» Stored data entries
------------------------------------

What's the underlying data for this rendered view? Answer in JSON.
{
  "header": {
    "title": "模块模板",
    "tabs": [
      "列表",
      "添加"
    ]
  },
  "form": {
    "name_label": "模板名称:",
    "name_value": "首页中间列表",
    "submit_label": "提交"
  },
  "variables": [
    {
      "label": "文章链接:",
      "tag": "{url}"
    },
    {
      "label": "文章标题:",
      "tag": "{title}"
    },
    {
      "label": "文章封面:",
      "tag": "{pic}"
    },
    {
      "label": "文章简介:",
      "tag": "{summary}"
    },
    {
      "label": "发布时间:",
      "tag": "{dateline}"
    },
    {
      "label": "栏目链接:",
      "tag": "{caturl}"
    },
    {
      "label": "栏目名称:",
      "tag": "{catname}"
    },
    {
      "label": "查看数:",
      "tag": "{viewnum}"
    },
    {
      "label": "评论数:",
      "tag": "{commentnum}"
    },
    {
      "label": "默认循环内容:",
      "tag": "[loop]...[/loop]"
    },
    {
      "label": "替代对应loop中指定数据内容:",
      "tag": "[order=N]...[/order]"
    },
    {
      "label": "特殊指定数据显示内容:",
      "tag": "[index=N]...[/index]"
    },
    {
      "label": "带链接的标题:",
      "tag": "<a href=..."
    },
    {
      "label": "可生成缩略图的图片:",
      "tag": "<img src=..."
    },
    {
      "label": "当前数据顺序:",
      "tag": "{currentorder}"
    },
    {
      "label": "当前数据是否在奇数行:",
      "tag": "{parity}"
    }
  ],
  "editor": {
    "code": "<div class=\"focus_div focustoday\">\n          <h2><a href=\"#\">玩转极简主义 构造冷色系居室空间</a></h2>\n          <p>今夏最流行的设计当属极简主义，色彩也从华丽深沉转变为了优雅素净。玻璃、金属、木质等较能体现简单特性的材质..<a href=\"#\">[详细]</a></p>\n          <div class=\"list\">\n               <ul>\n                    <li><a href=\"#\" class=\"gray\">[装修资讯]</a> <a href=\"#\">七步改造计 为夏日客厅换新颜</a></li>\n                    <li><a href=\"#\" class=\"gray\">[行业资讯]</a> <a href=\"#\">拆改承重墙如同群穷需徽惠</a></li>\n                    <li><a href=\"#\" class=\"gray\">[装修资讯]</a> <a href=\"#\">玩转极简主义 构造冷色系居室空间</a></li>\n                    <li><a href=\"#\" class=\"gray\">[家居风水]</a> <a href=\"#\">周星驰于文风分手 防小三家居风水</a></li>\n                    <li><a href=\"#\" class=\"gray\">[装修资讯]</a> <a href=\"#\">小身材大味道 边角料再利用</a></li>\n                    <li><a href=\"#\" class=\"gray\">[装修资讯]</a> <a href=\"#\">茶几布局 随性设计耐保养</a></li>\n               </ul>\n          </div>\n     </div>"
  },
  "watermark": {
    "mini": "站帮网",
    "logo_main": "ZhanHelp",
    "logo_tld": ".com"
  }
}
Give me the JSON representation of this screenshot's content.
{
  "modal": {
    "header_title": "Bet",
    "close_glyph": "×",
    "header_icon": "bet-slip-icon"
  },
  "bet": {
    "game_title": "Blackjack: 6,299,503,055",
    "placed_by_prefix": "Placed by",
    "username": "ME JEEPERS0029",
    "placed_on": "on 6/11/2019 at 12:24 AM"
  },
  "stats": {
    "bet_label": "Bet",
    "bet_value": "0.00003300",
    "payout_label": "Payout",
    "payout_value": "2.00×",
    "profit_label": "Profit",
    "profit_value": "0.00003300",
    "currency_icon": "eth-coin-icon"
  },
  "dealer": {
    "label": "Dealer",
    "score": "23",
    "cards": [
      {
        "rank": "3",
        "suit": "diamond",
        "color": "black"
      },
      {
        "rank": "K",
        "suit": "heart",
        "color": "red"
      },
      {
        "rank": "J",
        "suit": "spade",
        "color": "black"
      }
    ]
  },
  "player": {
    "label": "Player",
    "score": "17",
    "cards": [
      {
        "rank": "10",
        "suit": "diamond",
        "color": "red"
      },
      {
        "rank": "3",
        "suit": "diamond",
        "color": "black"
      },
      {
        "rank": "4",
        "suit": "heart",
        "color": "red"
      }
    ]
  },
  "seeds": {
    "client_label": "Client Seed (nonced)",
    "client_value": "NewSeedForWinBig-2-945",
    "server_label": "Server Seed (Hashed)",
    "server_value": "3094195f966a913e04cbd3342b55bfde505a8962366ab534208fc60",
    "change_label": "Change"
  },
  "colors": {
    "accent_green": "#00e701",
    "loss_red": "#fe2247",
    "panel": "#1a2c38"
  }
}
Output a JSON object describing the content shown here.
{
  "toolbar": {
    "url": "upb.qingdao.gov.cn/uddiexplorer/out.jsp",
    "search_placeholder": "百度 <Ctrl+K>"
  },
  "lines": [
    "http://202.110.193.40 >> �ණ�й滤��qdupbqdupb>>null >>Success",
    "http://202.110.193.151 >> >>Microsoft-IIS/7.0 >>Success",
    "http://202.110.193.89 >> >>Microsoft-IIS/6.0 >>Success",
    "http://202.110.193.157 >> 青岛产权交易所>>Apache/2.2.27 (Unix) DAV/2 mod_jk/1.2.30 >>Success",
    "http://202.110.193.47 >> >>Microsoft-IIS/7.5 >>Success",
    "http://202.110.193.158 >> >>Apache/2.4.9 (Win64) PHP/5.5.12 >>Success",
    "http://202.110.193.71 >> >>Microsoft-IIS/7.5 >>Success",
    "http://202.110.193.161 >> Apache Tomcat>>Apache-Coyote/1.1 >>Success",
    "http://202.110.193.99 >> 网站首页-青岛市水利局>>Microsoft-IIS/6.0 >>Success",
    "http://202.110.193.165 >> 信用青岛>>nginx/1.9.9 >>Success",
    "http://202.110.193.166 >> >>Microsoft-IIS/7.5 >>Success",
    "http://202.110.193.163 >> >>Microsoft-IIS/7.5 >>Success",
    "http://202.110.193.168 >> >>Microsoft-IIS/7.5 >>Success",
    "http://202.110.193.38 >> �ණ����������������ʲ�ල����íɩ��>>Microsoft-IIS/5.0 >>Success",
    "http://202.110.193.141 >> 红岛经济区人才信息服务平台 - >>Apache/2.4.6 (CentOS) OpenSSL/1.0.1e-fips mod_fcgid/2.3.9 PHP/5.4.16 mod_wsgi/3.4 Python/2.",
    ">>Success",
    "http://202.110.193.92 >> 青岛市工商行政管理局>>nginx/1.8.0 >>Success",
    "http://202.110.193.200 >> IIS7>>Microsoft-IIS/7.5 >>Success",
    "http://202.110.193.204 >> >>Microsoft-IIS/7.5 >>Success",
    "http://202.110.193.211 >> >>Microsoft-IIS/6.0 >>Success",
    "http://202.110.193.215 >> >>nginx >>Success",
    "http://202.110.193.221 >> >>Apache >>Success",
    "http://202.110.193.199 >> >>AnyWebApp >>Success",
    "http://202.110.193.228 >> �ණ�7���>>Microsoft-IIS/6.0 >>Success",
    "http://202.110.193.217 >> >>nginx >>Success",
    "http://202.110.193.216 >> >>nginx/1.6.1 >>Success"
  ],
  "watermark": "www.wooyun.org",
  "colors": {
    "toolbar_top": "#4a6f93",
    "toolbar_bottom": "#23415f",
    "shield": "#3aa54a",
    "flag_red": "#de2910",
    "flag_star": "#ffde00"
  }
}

------------------------------------

» The request
Working from the material above, retype it in its entirety without change.

» Expected answer
What's the underlying data for this rendered view? Answer in JSON.
{
  "header": {
    "title": "模块模板",
    "tabs": [
      "列表",
      "添加"
    ]
  },
  "form": {
    "name_label": "模板名称:",
    "name_value": "首页中间列表",
    "submit_label": "提交"
  },
  "variables": [
    {
      "label": "文章链接:",
      "tag": "{url}"
    },
    {
      "label": "文章标题:",
      "tag": "{title}"
    },
    {
      "label": "文章封面:",
      "tag": "{pic}"
    },
    {
      "label": "文章简介:",
      "tag": "{summary}"
    },
    {
      "label": "发布时间:",
      "tag": "{dateline}"
    },
    {
      "label": "栏目链接:",
      "tag": "{caturl}"
    },
    {
      "label": "栏目名称:",
      "tag": "{catname}"
    },
    {
      "label": "查看数:",
      "tag": "{viewnum}"
    },
    {
      "label": "评论数:",
      "tag": "{commentnum}"
    },
    {
      "label": "默认循环内容:",
      "tag": "[loop]...[/loop]"
    },
    {
      "label": "替代对应loop中指定数据内容:",
      "tag": "[order=N]...[/order]"
    },
    {
      "label": "特殊指定数据显示内容:",
      "tag": "[index=N]...[/index]"
    },
    {
      "label": "带链接的标题:",
      "tag": "<a href=..."
    },
    {
      "label": "可生成缩略图的图片:",
      "tag": "<img src=..."
    },
    {
      "label": "当前数据顺序:",
      "tag": "{currentorder}"
    },
    {
      "label": "当前数据是否在奇数行:",
      "tag": "{parity}"
    }
  ],
  "editor": {
    "code": "<div class=\"focus_div focustoday\">\n          <h2><a href=\"#\">玩转极简主义 构造冷色系居室空间</a></h2>\n          <p>今夏最流行的设计当属极简主义，色彩也从华丽深沉转变为了优雅素净。玻璃、金属、木质等较能体现简单特性的材质..<a href=\"#\">[详细]</a></p>\n          <div class=\"list\">\n               <ul>\n                    <li><a href=\"#\" class=\"gray\">[装修资讯]</a> <a href=\"#\">七步改造计 为夏日客厅换新颜</a></li>\n                    <li><a href=\"#\" class=\"gray\">[行业资讯]</a> <a href=\"#\">拆改承重墙如同群穷需徽惠</a></li>\n                    <li><a href=\"#\" class=\"gray\">[装修资讯]</a> <a href=\"#\">玩转极简主义 构造冷色系居室空间</a></li>\n                    <li><a href=\"#\" class=\"gray\">[家居风水]</a> <a href=\"#\">周星驰于文风分手 防小三家居风水</a></li>\n                    <li><a href=\"#\" class=\"gray\">[装修资讯]</a> <a href=\"#\">小身材大味道 边角料再利用</a></li>\n                    <li><a href=\"#\" class=\"gray\">[装修资讯]</a> <a href=\"#\">茶几布局 随性设计耐保养</a></li>\n               </ul>\n          </div>\n     </div>"
  },
  "watermark": {
    "mini": "站帮网",
    "logo_main": "ZhanHelp",
    "logo_tld": ".com"
  }
}
Give me the JSON representation of this screenshot's content.
{
  "modal": {
    "header_title": "Bet",
    "close_glyph": "×",
    "header_icon": "bet-slip-icon"
  },
  "bet": {
    "game_title": "Blackjack: 6,299,503,055",
    "placed_by_prefix": "Placed by",
    "username": "ME JEEPERS0029",
    "placed_on": "on 6/11/2019 at 12:24 AM"
  },
  "stats": {
    "bet_label": "Bet",
    "bet_value": "0.00003300",
    "payout_label": "Payout",
    "payout_value": "2.00×",
    "profit_label": "Profit",
    "profit_value": "0.00003300",
    "currency_icon": "eth-coin-icon"
  },
  "dealer": {
    "label": "Dealer",
    "score": "23",
    "cards": [
      {
        "rank": "3",
        "suit": "diamond",
        "color": "black"
      },
      {
        "rank": "K",
        "suit": "heart",
        "color": "red"
      },
      {
        "rank": "J",
        "suit": "spade",
        "color": "black"
      }
    ]
  },
  "player": {
    "label": "Player",
    "score": "17",
    "cards": [
      {
        "rank": "10",
        "suit": "diamond",
        "color": "red"
      },
      {
        "rank": "3",
        "suit": "diamond",
        "color": "black"
      },
      {
        "rank": "4",
        "suit": "heart",
        "color": "red"
      }
    ]
  },
  "seeds": {
    "client_label": "Client Seed (nonced)",
    "client_value": "NewSeedForWinBig-2-945",
    "server_label": "Server Seed (Hashed)",
    "server_value": "3094195f966a913e04cbd3342b55bfde505a8962366ab534208fc60",
    "change_label": "Change"
  },
  "colors": {
    "accent_green": "#00e701",
    "loss_red": "#fe2247",
    "panel": "#1a2c38"
  }
}
Output a JSON object describing the content shown here.
{
  "toolbar": {
    "url": "upb.qingdao.gov.cn/uddiexplorer/out.jsp",
    "search_placeholder": "百度 <Ctrl+K>"
  },
  "lines": [
    "http://202.110.193.40 >> �ණ�й滤��qdupbqdupb>>null >>Success",
    "http://202.110.193.151 >> >>Microsoft-IIS/7.0 >>Success",
    "http://202.110.193.89 >> >>Microsoft-IIS/6.0 >>Success",
    "http://202.110.193.157 >> 青岛产权交易所>>Apache/2.2.27 (Unix) DAV/2 mod_jk/1.2.30 >>Success",
    "http://202.110.193.47 >> >>Microsoft-IIS/7.5 >>Success",
    "http://202.110.193.158 >> >>Apache/2.4.9 (Win64) PHP/5.5.12 >>Success",
    "http://202.110.193.71 >> >>Microsoft-IIS/7.5 >>Success",
    "http://202.110.193.161 >> Apache Tomcat>>Apache-Coyote/1.1 >>Success",
    "http://202.110.193.99 >> 网站首页-青岛市水利局>>Microsoft-IIS/6.0 >>Success",
    "http://202.110.193.165 >> 信用青岛>>nginx/1.9.9 >>Success",
    "http://202.110.193.166 >> >>Microsoft-IIS/7.5 >>Success",
    "http://202.110.193.163 >> >>Microsoft-IIS/7.5 >>Success",
    "http://202.110.193.168 >> >>Microsoft-IIS/7.5 >>Success",
    "http://202.110.193.38 >> �ණ����������������ʲ�ල����íɩ��>>Microsoft-IIS/5.0 >>Success",
    "http://202.110.193.141 >> 红岛经济区人才信息服务平台 - >>Apache/2.4.6 (CentOS) OpenSSL/1.0.1e-fips mod_fcgid/2.3.9 PHP/5.4.16 mod_wsgi/3.4 Python/2.",
    ">>Success",
    "http://202.110.193.92 >> 青岛市工商行政管理局>>nginx/1.8.0 >>Success",
    "http://202.110.193.200 >> IIS7>>Microsoft-IIS/7.5 >>Success",
    "http://202.110.193.204 >> >>Microsoft-IIS/7.5 >>Success",
    "http://202.110.193.211 >> >>Microsoft-IIS/6.0 >>Success",
    "http://202.110.193.215 >> >>nginx >>Success",
    "http://202.110.193.221 >> >>Apache >>Success",
    "http://202.110.193.199 >> >>AnyWebApp >>Success",
    "http://202.110.193.228 >> �ණ�7���>>Microsoft-IIS/6.0 >>Success",
    "http://202.110.193.217 >> >>nginx >>Success",
    "http://202.110.193.216 >> >>nginx/1.6.1 >>Success"
  ],
  "watermark": "www.wooyun.org",
  "colors": {
    "toolbar_top": "#4a6f93",
    "toolbar_bottom": "#23415f",
    "shield": "#3aa54a",
    "flag_red": "#de2910",
    "flag_star": "#ffde00"
  }
}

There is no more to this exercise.